Content starts
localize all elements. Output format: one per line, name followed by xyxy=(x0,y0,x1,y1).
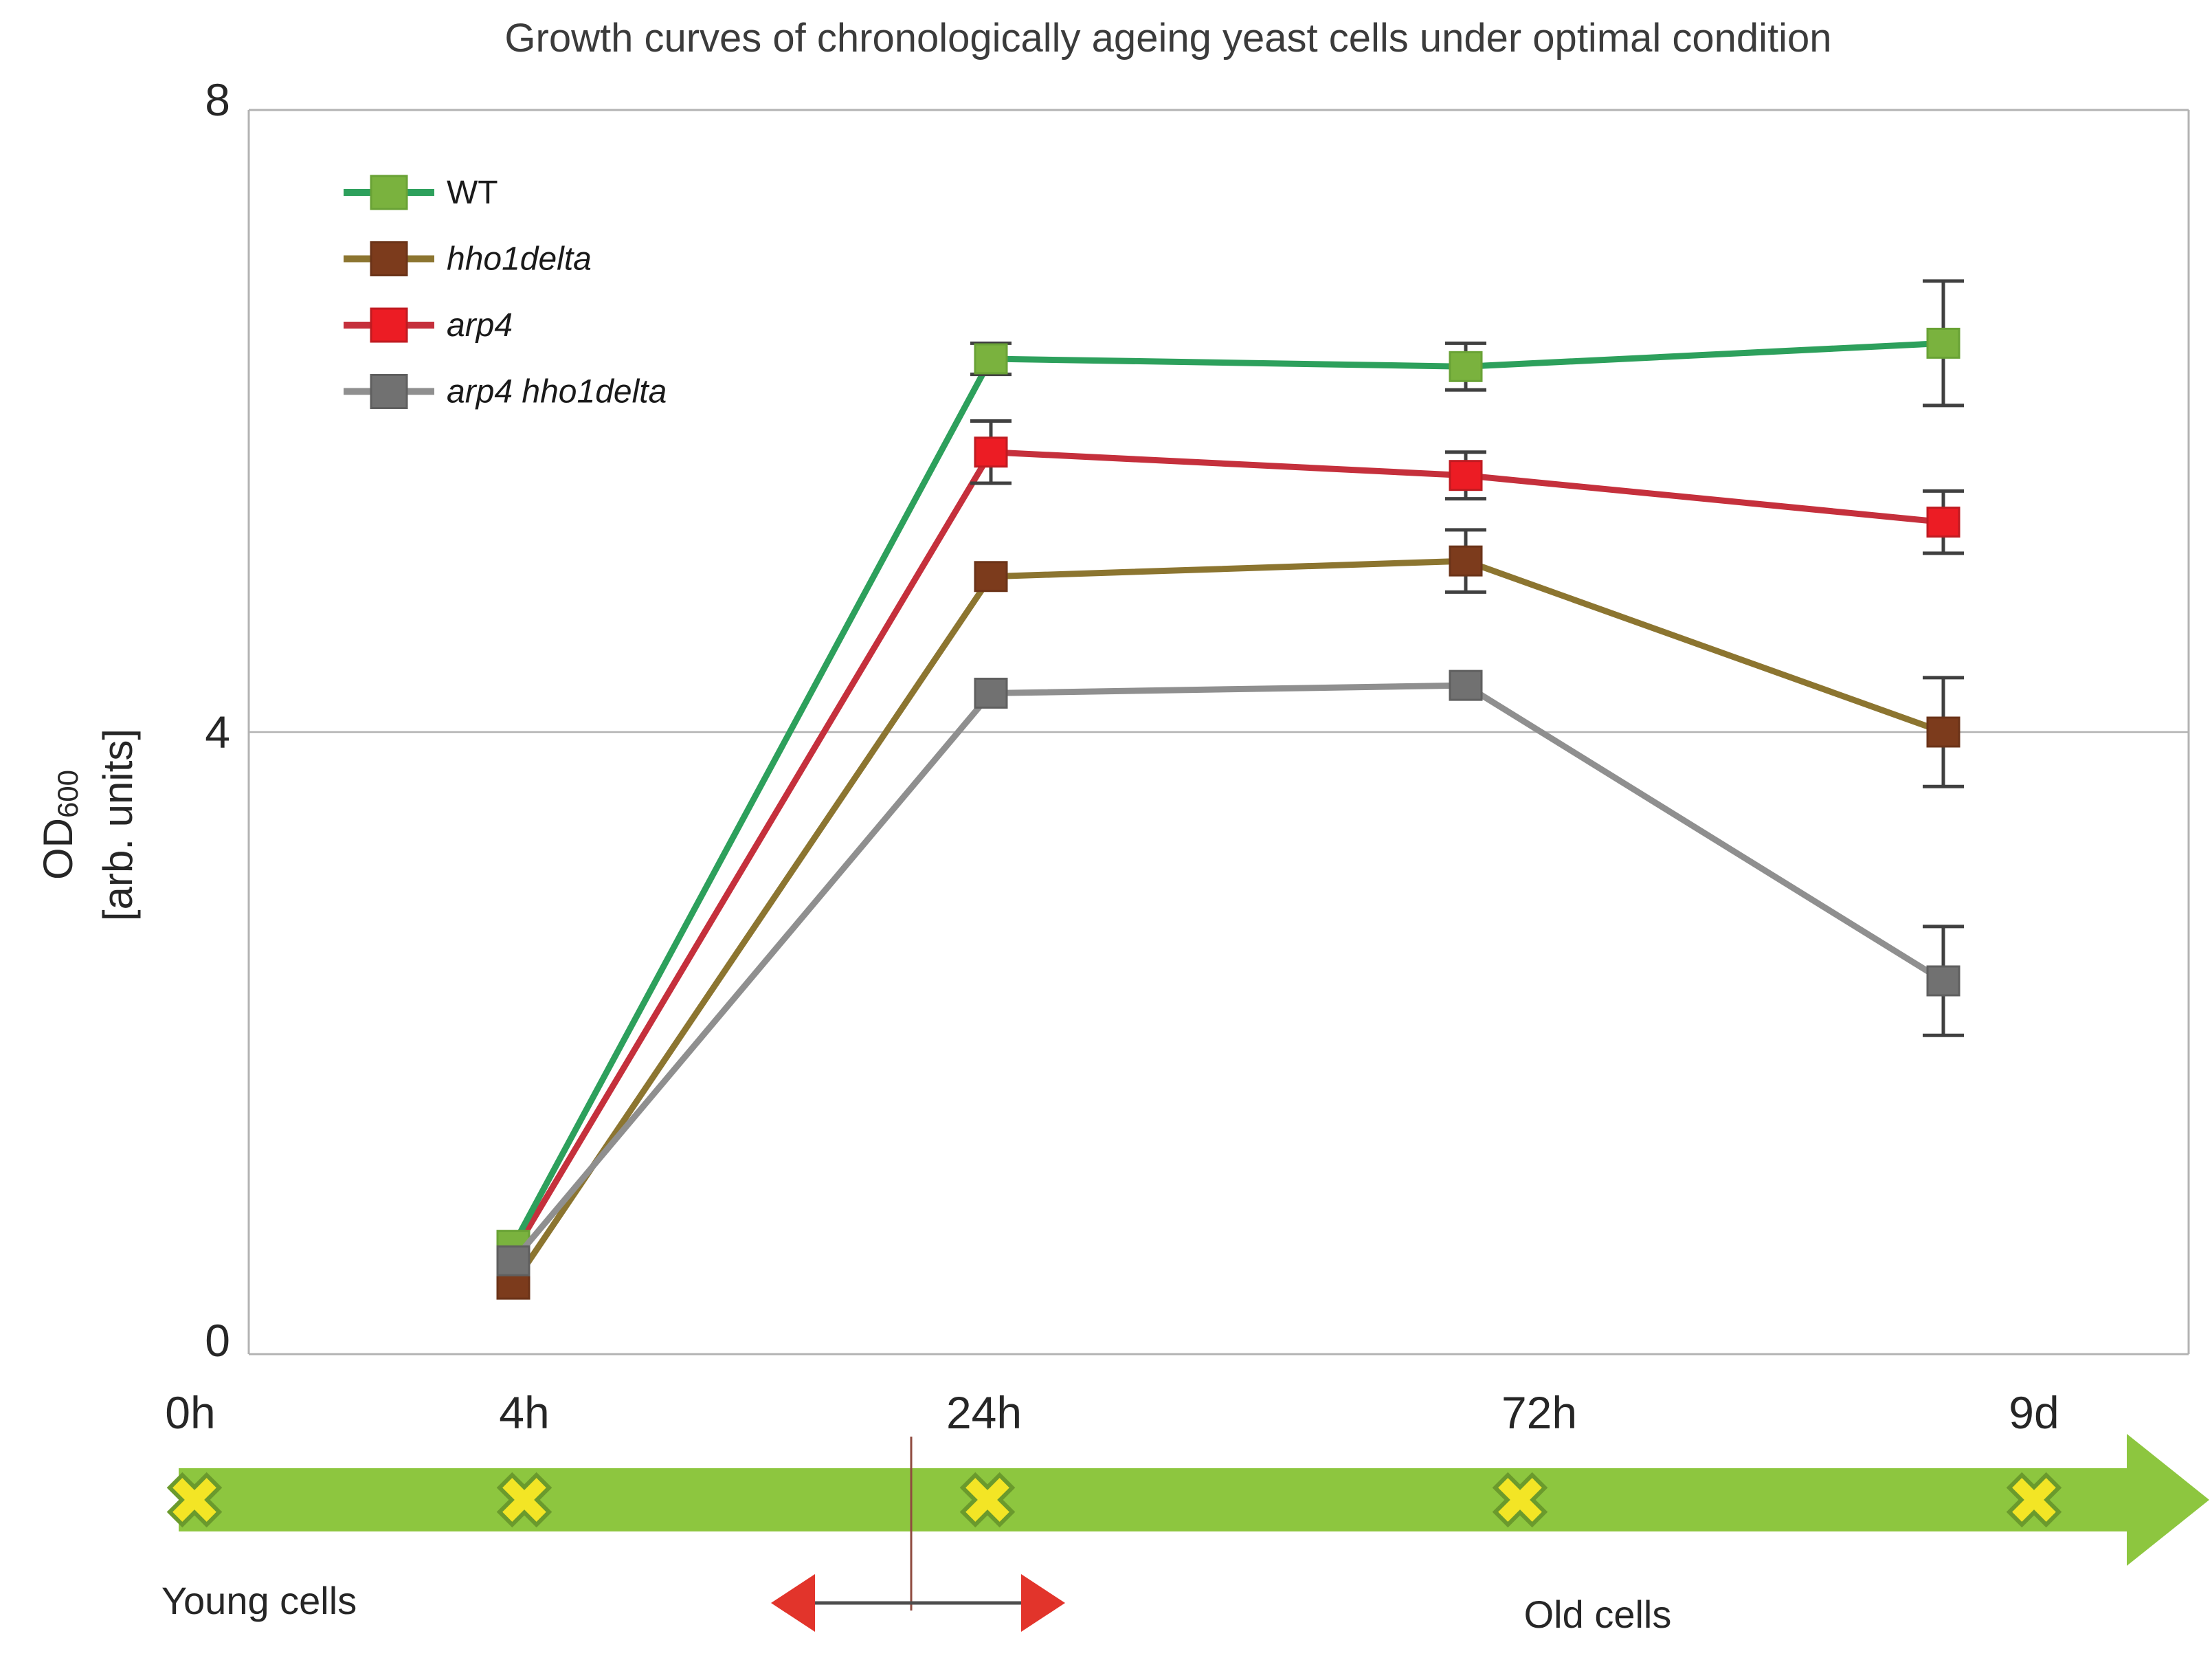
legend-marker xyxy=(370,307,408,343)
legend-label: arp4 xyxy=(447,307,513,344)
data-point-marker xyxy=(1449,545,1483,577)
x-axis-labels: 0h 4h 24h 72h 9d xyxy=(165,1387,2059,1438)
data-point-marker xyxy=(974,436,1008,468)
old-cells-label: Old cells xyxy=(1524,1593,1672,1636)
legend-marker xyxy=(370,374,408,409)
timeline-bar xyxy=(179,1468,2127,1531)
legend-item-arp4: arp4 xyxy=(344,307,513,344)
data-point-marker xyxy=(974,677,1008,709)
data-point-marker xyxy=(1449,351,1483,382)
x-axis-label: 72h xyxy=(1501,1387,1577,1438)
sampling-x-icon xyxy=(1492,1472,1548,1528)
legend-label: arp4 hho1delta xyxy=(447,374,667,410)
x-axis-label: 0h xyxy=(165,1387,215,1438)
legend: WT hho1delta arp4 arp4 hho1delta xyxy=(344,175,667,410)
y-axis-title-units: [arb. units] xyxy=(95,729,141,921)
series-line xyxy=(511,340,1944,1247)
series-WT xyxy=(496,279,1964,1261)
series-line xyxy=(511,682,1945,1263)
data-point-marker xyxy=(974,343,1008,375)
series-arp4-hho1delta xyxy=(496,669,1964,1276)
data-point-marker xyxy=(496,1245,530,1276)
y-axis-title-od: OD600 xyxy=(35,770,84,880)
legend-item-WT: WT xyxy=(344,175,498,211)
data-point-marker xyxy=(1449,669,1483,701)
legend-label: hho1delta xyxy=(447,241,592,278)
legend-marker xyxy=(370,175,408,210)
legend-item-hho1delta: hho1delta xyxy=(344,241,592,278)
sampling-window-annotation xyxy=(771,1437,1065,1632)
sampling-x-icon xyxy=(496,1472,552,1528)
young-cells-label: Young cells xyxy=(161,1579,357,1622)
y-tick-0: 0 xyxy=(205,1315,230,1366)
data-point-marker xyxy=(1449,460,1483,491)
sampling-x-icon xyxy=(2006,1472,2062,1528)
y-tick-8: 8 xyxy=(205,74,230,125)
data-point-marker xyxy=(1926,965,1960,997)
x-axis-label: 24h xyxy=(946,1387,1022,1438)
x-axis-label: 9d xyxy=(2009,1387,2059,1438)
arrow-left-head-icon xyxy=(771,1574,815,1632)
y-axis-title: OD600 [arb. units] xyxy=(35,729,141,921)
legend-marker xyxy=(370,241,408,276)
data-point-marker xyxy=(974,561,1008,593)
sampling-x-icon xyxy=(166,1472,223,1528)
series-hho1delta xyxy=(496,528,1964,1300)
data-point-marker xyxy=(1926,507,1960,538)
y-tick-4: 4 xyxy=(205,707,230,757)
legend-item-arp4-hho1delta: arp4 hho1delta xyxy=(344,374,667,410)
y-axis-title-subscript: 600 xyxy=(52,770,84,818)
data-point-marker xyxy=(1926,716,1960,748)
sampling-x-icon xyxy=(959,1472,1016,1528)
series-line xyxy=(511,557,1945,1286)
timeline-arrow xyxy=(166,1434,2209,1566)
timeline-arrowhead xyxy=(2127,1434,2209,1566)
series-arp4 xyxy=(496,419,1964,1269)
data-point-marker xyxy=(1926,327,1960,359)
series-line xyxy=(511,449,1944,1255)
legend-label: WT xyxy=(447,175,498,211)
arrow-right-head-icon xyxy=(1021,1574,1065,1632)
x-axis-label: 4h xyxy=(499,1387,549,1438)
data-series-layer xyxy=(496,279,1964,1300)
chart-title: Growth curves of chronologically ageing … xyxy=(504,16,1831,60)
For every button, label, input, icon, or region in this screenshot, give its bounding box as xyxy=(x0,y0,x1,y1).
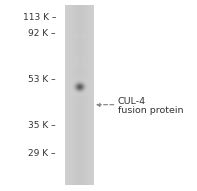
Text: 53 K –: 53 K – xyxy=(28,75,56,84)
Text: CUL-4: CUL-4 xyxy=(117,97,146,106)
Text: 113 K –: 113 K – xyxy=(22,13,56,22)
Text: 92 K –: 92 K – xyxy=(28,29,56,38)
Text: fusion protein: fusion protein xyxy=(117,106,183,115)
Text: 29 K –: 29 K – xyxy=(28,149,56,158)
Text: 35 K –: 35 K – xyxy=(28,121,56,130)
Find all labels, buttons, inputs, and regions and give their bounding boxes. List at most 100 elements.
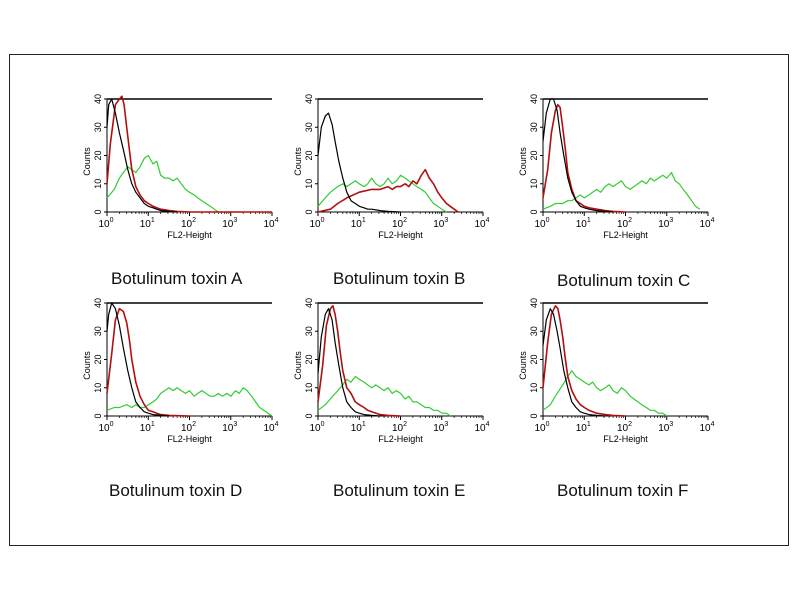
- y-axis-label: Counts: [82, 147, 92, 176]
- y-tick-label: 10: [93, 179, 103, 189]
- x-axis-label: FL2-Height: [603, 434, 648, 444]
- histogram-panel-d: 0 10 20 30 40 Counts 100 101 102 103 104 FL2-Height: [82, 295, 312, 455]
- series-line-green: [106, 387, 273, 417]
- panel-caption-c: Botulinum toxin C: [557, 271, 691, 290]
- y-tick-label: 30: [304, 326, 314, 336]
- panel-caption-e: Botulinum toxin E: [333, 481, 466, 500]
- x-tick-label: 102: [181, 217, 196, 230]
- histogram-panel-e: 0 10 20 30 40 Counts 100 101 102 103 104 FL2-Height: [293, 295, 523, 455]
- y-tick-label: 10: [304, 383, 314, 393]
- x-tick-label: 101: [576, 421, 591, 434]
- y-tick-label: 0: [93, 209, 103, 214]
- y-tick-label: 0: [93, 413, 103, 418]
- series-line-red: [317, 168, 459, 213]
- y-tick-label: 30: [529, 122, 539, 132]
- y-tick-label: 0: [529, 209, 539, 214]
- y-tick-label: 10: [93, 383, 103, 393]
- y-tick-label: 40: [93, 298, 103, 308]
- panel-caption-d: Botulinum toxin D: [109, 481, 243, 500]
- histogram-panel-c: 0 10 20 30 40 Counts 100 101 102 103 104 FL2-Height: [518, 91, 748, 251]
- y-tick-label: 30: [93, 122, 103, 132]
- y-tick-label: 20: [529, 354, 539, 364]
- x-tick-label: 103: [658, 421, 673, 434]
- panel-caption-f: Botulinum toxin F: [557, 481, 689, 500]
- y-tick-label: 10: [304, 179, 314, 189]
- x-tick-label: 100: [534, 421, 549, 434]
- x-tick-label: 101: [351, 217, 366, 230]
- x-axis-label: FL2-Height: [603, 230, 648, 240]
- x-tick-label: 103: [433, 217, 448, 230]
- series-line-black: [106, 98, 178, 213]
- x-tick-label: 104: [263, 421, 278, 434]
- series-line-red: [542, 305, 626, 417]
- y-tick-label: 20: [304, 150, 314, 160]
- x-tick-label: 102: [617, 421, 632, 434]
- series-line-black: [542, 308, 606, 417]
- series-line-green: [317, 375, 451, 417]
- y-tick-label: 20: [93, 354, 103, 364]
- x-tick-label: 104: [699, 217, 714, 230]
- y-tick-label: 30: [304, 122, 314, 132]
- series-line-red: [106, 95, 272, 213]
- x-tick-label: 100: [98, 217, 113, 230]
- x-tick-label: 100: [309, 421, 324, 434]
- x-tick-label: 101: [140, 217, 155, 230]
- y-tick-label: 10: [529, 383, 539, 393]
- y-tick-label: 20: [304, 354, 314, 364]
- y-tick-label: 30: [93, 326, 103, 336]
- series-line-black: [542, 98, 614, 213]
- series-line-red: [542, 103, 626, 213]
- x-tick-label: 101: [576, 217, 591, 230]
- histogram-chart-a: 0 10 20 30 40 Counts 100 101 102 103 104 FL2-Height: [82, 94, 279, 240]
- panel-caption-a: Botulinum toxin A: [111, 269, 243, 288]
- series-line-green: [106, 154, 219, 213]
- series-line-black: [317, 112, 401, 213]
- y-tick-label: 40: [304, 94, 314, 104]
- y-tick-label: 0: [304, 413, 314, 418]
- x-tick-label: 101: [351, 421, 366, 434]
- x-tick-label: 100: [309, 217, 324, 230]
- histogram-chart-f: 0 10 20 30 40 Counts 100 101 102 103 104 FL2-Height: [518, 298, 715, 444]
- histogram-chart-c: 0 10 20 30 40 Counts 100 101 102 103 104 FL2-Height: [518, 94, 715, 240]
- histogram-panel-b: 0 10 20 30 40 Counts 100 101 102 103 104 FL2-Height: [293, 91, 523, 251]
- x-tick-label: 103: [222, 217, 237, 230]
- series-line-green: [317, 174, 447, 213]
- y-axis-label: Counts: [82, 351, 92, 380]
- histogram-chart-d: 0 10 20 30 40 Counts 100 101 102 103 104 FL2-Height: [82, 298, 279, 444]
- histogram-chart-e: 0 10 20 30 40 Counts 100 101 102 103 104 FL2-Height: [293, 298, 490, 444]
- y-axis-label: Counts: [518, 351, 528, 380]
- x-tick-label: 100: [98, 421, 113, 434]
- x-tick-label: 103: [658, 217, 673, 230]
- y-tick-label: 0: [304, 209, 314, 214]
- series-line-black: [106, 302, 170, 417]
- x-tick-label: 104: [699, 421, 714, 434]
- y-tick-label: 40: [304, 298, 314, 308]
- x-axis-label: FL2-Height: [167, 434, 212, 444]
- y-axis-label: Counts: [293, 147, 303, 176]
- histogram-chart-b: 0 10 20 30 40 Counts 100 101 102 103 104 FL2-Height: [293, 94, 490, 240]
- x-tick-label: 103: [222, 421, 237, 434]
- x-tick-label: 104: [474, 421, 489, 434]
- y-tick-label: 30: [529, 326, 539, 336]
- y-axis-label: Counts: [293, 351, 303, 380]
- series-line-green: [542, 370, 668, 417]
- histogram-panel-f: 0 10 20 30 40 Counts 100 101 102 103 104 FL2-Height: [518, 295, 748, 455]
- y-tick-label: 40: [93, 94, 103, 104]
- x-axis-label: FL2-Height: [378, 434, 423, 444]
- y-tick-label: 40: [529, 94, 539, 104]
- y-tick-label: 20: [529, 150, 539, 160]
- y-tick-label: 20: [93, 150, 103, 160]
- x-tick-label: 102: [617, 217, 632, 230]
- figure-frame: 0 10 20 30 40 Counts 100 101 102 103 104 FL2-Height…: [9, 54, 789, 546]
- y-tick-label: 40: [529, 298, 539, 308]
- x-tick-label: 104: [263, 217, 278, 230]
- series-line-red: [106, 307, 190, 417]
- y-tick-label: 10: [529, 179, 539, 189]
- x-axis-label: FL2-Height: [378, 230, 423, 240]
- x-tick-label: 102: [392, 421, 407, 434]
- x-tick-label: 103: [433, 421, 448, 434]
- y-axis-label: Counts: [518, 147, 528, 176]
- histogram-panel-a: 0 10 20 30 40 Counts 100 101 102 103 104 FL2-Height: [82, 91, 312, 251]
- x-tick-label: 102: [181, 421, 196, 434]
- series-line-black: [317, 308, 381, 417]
Content ends
PROBLEM | Work out how many lines above contain "toxin", then write only that number.

EXERCISE RESULT | 5